Exercise instructions
Work out how many lines of the listing hold the string "text". Answer with that number alone.

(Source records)
________________________________________
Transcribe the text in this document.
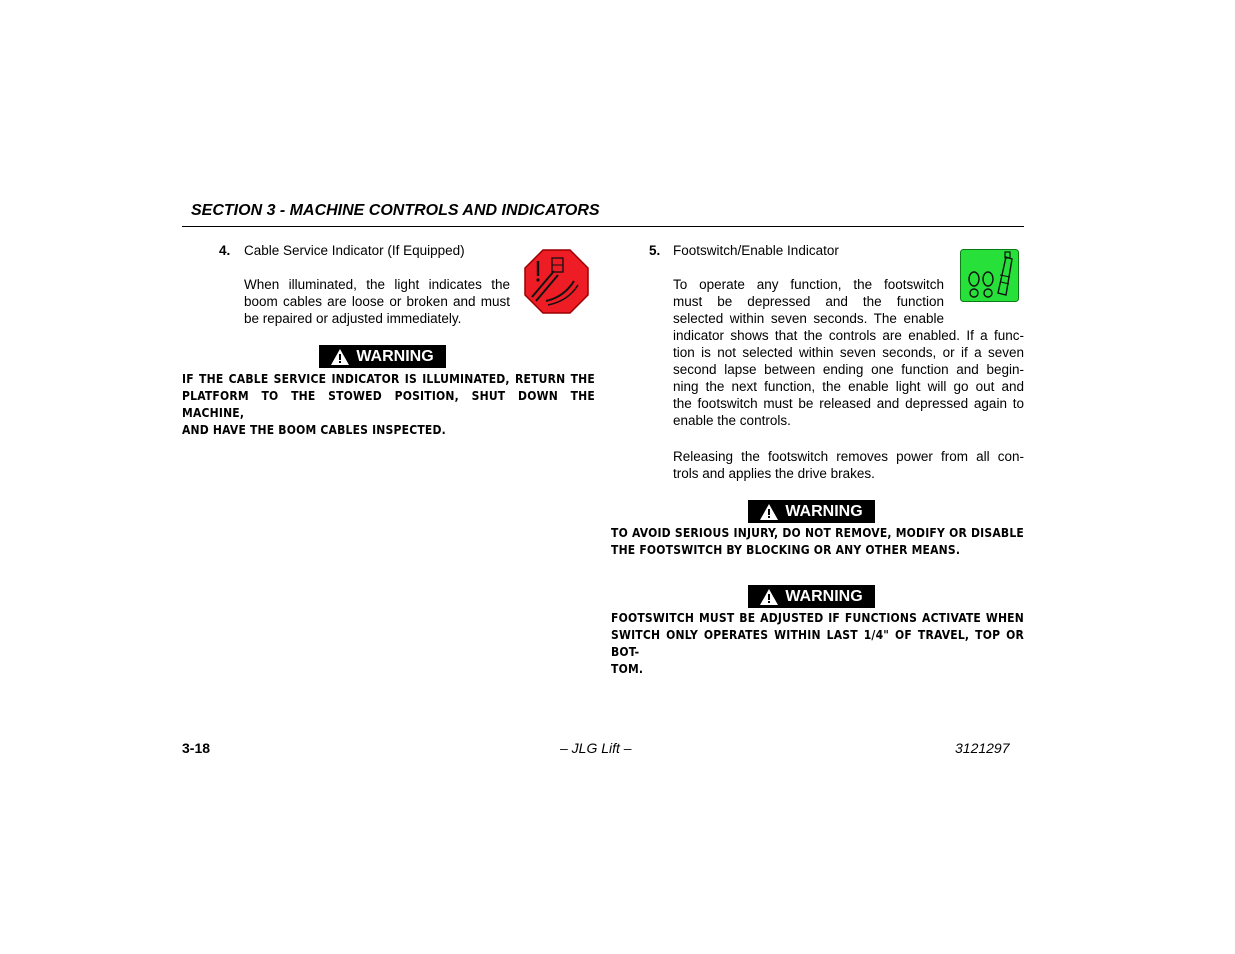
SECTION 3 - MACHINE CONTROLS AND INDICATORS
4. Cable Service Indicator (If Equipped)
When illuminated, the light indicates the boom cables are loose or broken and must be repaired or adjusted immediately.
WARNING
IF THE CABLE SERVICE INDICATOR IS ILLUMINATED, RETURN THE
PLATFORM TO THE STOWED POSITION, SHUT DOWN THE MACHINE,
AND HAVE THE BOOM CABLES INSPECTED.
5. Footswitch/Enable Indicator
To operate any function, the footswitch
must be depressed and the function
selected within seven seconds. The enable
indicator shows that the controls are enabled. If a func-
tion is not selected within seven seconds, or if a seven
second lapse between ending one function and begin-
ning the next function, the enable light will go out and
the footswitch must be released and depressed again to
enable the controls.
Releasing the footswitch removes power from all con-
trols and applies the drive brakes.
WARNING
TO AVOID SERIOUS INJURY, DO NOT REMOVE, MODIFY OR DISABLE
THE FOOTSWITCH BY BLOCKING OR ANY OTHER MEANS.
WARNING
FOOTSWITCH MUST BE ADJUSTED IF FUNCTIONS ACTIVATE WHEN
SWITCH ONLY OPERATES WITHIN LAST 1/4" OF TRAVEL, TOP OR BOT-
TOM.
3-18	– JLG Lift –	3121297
________________________________________
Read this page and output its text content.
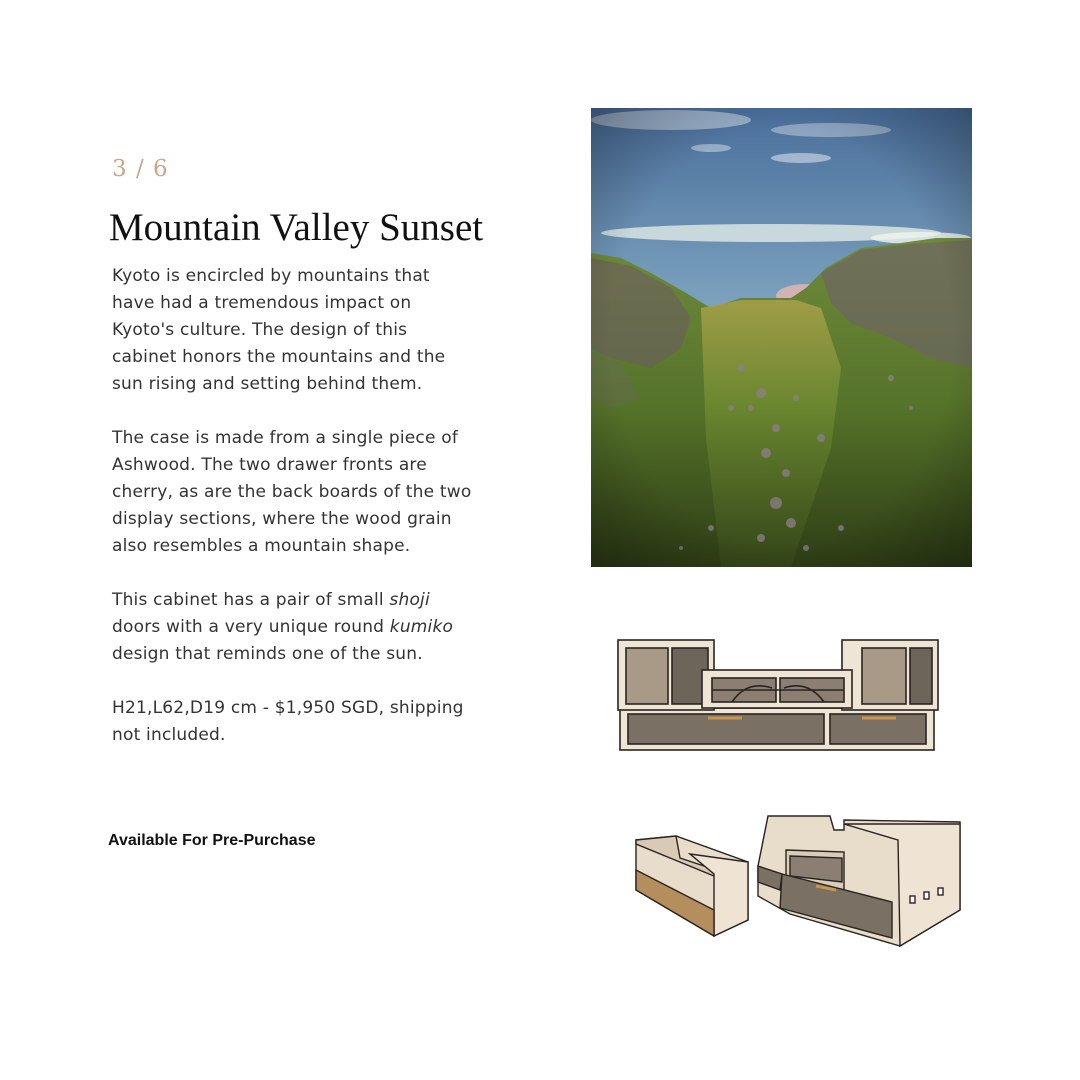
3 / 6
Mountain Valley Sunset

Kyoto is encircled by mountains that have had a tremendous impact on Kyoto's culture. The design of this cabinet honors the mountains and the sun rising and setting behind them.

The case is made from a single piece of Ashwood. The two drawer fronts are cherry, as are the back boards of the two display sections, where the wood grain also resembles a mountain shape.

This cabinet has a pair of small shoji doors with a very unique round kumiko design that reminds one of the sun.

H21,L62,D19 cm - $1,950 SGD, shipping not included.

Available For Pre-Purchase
________________________________________
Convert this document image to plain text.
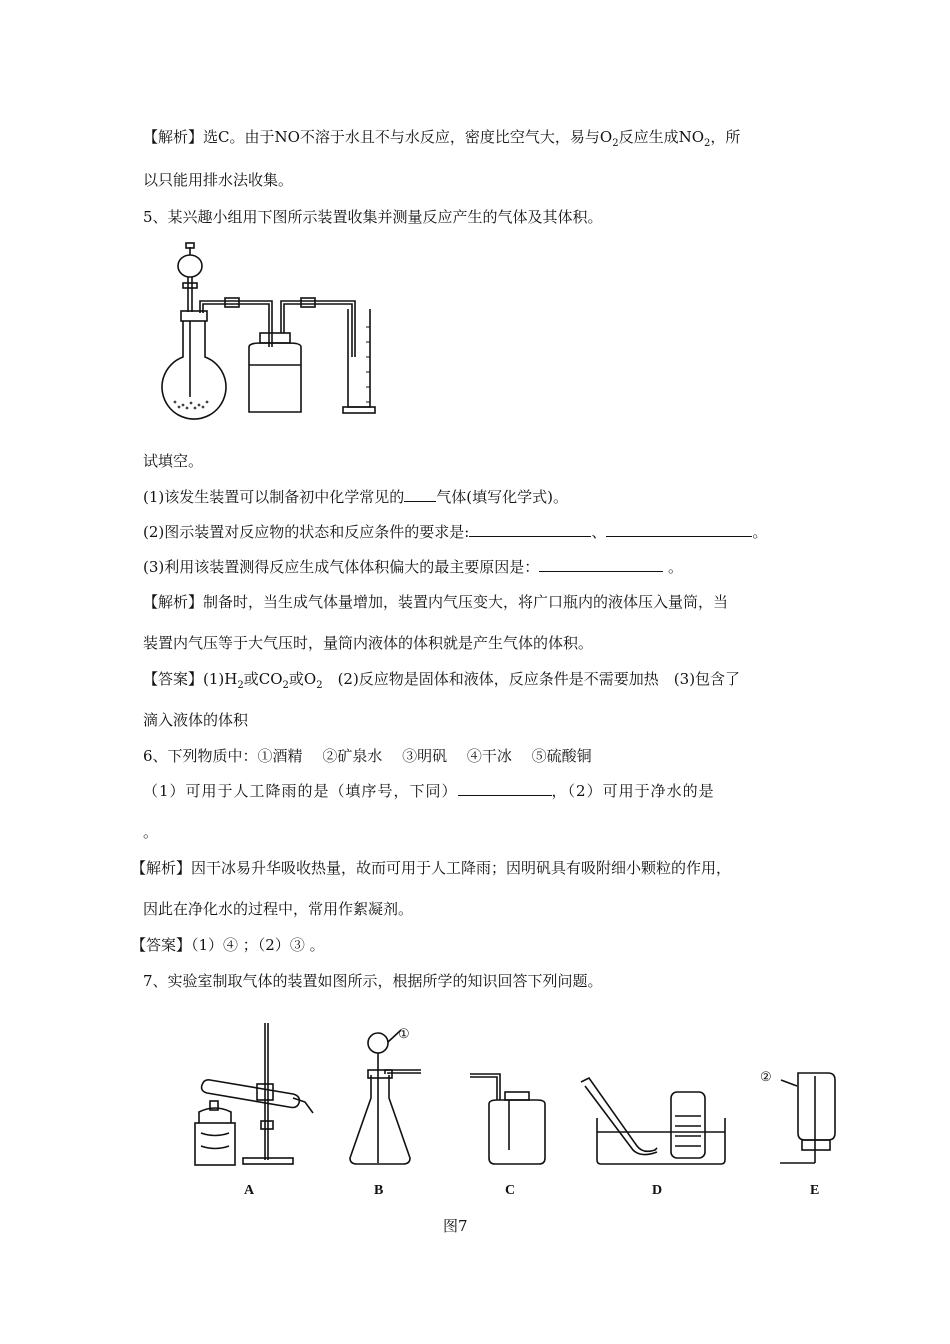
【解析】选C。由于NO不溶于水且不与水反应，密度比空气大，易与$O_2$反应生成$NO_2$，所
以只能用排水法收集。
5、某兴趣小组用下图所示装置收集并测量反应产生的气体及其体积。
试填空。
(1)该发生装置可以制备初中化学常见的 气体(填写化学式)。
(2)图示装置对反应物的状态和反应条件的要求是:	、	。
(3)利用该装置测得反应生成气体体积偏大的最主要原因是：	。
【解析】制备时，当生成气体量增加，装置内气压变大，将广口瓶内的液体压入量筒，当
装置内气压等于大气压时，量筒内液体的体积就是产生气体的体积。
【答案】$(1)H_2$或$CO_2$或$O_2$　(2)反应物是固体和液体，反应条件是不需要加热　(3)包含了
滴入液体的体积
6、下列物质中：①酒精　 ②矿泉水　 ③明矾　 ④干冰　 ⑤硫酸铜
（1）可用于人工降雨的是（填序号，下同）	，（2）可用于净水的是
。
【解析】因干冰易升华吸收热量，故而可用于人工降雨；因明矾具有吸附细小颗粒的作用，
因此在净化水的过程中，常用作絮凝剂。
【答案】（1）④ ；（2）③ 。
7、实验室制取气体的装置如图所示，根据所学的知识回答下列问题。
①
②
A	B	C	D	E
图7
________________________________________
Final result
3